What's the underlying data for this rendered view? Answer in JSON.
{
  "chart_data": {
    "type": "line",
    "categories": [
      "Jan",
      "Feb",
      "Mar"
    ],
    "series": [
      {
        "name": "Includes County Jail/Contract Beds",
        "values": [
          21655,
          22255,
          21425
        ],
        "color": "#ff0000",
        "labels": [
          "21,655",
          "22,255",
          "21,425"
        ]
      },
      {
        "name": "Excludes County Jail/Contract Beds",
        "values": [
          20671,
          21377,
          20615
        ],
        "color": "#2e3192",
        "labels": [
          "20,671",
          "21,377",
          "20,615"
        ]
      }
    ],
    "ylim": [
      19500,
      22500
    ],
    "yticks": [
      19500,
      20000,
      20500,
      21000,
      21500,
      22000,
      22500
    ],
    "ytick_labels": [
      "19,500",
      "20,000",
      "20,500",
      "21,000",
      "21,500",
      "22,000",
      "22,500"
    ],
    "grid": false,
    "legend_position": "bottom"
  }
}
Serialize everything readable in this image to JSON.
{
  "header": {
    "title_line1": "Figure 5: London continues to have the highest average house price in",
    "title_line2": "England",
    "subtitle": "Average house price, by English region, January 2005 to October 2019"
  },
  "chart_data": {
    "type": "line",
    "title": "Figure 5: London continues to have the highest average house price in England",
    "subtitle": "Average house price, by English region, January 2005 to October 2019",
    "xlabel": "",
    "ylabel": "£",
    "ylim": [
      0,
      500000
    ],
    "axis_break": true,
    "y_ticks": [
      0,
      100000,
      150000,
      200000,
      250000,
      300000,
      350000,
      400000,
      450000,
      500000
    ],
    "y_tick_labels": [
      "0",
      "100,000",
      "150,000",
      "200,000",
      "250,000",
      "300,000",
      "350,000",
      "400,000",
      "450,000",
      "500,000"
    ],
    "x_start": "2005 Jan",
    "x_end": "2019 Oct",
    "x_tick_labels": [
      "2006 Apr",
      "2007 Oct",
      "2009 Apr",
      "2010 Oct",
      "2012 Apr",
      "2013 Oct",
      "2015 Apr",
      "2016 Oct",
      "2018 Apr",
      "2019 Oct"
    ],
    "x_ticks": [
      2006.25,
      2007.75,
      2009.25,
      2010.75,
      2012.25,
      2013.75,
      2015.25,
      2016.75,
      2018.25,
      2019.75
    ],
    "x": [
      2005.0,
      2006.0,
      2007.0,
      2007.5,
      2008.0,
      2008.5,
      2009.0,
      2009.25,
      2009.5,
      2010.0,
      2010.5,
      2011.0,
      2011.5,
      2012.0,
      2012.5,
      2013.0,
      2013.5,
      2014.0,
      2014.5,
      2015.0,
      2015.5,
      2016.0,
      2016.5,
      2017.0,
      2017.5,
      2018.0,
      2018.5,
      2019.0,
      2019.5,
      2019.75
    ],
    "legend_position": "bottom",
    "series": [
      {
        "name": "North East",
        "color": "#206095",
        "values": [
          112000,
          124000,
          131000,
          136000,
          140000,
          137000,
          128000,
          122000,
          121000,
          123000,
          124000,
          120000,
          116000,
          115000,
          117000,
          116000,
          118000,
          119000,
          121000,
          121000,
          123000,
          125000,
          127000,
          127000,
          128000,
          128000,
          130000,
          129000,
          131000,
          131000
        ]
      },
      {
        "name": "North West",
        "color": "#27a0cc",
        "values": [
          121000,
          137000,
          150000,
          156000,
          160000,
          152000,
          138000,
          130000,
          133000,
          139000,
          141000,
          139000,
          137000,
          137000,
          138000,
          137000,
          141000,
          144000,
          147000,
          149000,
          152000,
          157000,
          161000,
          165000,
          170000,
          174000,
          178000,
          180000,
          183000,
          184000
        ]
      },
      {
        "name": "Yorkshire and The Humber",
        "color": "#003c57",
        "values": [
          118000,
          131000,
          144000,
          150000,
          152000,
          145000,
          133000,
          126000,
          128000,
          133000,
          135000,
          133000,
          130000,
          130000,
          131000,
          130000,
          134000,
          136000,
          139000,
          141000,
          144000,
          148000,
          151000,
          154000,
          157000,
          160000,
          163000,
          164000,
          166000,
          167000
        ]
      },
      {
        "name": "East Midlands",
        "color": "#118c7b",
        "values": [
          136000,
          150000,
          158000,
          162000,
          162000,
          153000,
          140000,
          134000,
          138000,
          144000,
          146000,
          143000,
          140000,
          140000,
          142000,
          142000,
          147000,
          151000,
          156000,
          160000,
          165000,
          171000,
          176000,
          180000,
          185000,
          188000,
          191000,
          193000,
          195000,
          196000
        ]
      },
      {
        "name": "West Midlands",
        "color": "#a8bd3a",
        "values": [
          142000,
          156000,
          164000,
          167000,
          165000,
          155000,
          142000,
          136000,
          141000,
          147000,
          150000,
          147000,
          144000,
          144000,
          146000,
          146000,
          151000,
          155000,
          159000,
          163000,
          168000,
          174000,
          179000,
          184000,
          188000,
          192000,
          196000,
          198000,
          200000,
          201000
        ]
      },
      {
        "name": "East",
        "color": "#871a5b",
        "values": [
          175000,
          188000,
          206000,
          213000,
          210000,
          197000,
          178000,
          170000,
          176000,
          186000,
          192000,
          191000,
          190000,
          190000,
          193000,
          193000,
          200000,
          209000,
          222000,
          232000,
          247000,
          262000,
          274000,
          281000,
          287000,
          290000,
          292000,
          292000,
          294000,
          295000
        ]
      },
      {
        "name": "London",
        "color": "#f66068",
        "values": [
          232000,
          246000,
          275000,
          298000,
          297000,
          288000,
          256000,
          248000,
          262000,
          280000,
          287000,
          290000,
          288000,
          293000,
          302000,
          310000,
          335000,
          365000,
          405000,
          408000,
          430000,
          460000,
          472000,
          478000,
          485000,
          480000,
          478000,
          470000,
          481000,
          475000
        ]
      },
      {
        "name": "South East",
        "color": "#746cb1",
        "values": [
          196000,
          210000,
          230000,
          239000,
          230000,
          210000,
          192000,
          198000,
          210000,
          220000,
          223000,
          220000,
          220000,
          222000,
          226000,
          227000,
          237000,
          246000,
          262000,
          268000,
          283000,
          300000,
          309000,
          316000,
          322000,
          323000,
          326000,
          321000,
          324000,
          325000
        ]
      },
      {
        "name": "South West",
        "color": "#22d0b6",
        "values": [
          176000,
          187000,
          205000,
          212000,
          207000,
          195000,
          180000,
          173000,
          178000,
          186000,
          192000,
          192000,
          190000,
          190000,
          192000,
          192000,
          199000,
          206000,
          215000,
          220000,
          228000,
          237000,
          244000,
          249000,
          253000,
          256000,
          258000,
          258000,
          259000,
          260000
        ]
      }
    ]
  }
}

▶ _GIVEN TASK_
Make an exact copy of every entry.

▶ _RESPONSE BELOW_
What's the underlying data for this rendered view? Answer in JSON.
{
  "chart_data": {
    "type": "line",
    "categories": [
      "Jan",
      "Feb",
      "Mar"
    ],
    "series": [
      {
        "name": "Includes County Jail/Contract Beds",
        "values": [
          21655,
          22255,
          21425
        ],
        "color": "#ff0000",
        "labels": [
          "21,655",
          "22,255",
          "21,425"
        ]
      },
      {
        "name": "Excludes County Jail/Contract Beds",
        "values": [
          20671,
          21377,
          20615
        ],
        "color": "#2e3192",
        "labels": [
          "20,671",
          "21,377",
          "20,615"
        ]
      }
    ],
    "ylim": [
      19500,
      22500
    ],
    "yticks": [
      19500,
      20000,
      20500,
      21000,
      21500,
      22000,
      22500
    ],
    "ytick_labels": [
      "19,500",
      "20,000",
      "20,500",
      "21,000",
      "21,500",
      "22,000",
      "22,500"
    ],
    "grid": false,
    "legend_position": "bottom"
  }
}
Serialize everything readable in this image to JSON.
{
  "header": {
    "title_line1": "Figure 5: London continues to have the highest average house price in",
    "title_line2": "England",
    "subtitle": "Average house price, by English region, January 2005 to October 2019"
  },
  "chart_data": {
    "type": "line",
    "title": "Figure 5: London continues to have the highest average house price in England",
    "subtitle": "Average house price, by English region, January 2005 to October 2019",
    "xlabel": "",
    "ylabel": "£",
    "ylim": [
      0,
      500000
    ],
    "axis_break": true,
    "y_ticks": [
      0,
      100000,
      150000,
      200000,
      250000,
      300000,
      350000,
      400000,
      450000,
      500000
    ],
    "y_tick_labels": [
      "0",
      "100,000",
      "150,000",
      "200,000",
      "250,000",
      "300,000",
      "350,000",
      "400,000",
      "450,000",
      "500,000"
    ],
    "x_start": "2005 Jan",
    "x_end": "2019 Oct",
    "x_tick_labels": [
      "2006 Apr",
      "2007 Oct",
      "2009 Apr",
      "2010 Oct",
      "2012 Apr",
      "2013 Oct",
      "2015 Apr",
      "2016 Oct",
      "2018 Apr",
      "2019 Oct"
    ],
    "x_ticks": [
      2006.25,
      2007.75,
      2009.25,
      2010.75,
      2012.25,
      2013.75,
      2015.25,
      2016.75,
      2018.25,
      2019.75
    ],
    "x": [
      2005.0,
      2006.0,
      2007.0,
      2007.5,
      2008.0,
      2008.5,
      2009.0,
      2009.25,
      2009.5,
      2010.0,
      2010.5,
      2011.0,
      2011.5,
      2012.0,
      2012.5,
      2013.0,
      2013.5,
      2014.0,
      2014.5,
      2015.0,
      2015.5,
      2016.0,
      2016.5,
      2017.0,
      2017.5,
      2018.0,
      2018.5,
      2019.0,
      2019.5,
      2019.75
    ],
    "legend_position": "bottom",
    "series": [
      {
        "name": "North East",
        "color": "#206095",
        "values": [
          112000,
          124000,
          131000,
          136000,
          140000,
          137000,
          128000,
          122000,
          121000,
          123000,
          124000,
          120000,
          116000,
          115000,
          117000,
          116000,
          118000,
          119000,
          121000,
          121000,
          123000,
          125000,
          127000,
          127000,
          128000,
          128000,
          130000,
          129000,
          131000,
          131000
        ]
      },
      {
        "name": "North West",
        "color": "#27a0cc",
        "values": [
          121000,
          137000,
          150000,
          156000,
          160000,
          152000,
          138000,
          130000,
          133000,
          139000,
          141000,
          139000,
          137000,
          137000,
          138000,
          137000,
          141000,
          144000,
          147000,
          149000,
          152000,
          157000,
          161000,
          165000,
          170000,
          174000,
          178000,
          180000,
          183000,
          184000
        ]
      },
      {
        "name": "Yorkshire and The Humber",
        "color": "#003c57",
        "values": [
          118000,
          131000,
          144000,
          150000,
          152000,
          145000,
          133000,
          126000,
          128000,
          133000,
          135000,
          133000,
          130000,
          130000,
          131000,
          130000,
          134000,
          136000,
          139000,
          141000,
          144000,
          148000,
          151000,
          154000,
          157000,
          160000,
          163000,
          164000,
          166000,
          167000
        ]
      },
      {
        "name": "East Midlands",
        "color": "#118c7b",
        "values": [
          136000,
          150000,
          158000,
          162000,
          162000,
          153000,
          140000,
          134000,
          138000,
          144000,
          146000,
          143000,
          140000,
          140000,
          142000,
          142000,
          147000,
          151000,
          156000,
          160000,
          165000,
          171000,
          176000,
          180000,
          185000,
          188000,
          191000,
          193000,
          195000,
          196000
        ]
      },
      {
        "name": "West Midlands",
        "color": "#a8bd3a",
        "values": [
          142000,
          156000,
          164000,
          167000,
          165000,
          155000,
          142000,
          136000,
          141000,
          147000,
          150000,
          147000,
          144000,
          144000,
          146000,
          146000,
          151000,
          155000,
          159000,
          163000,
          168000,
          174000,
          179000,
          184000,
          188000,
          192000,
          196000,
          198000,
          200000,
          201000
        ]
      },
      {
        "name": "East",
        "color": "#871a5b",
        "values": [
          175000,
          188000,
          206000,
          213000,
          210000,
          197000,
          178000,
          170000,
          176000,
          186000,
          192000,
          191000,
          190000,
          190000,
          193000,
          193000,
          200000,
          209000,
          222000,
          232000,
          247000,
          262000,
          274000,
          281000,
          287000,
          290000,
          292000,
          292000,
          294000,
          295000
        ]
      },
      {
        "name": "London",
        "color": "#f66068",
        "values": [
          232000,
          246000,
          275000,
          298000,
          297000,
          288000,
          256000,
          248000,
          262000,
          280000,
          287000,
          290000,
          288000,
          293000,
          302000,
          310000,
          335000,
          365000,
          405000,
          408000,
          430000,
          460000,
          472000,
          478000,
          485000,
          480000,
          478000,
          470000,
          481000,
          475000
        ]
      },
      {
        "name": "South East",
        "color": "#746cb1",
        "values": [
          196000,
          210000,
          230000,
          239000,
          230000,
          210000,
          192000,
          198000,
          210000,
          220000,
          223000,
          220000,
          220000,
          222000,
          226000,
          227000,
          237000,
          246000,
          262000,
          268000,
          283000,
          300000,
          309000,
          316000,
          322000,
          323000,
          326000,
          321000,
          324000,
          325000
        ]
      },
      {
        "name": "South West",
        "color": "#22d0b6",
        "values": [
          176000,
          187000,
          205000,
          212000,
          207000,
          195000,
          180000,
          173000,
          178000,
          186000,
          192000,
          192000,
          190000,
          190000,
          192000,
          192000,
          199000,
          206000,
          215000,
          220000,
          228000,
          237000,
          244000,
          249000,
          253000,
          256000,
          258000,
          258000,
          259000,
          260000
        ]
      }
    ]
  }
}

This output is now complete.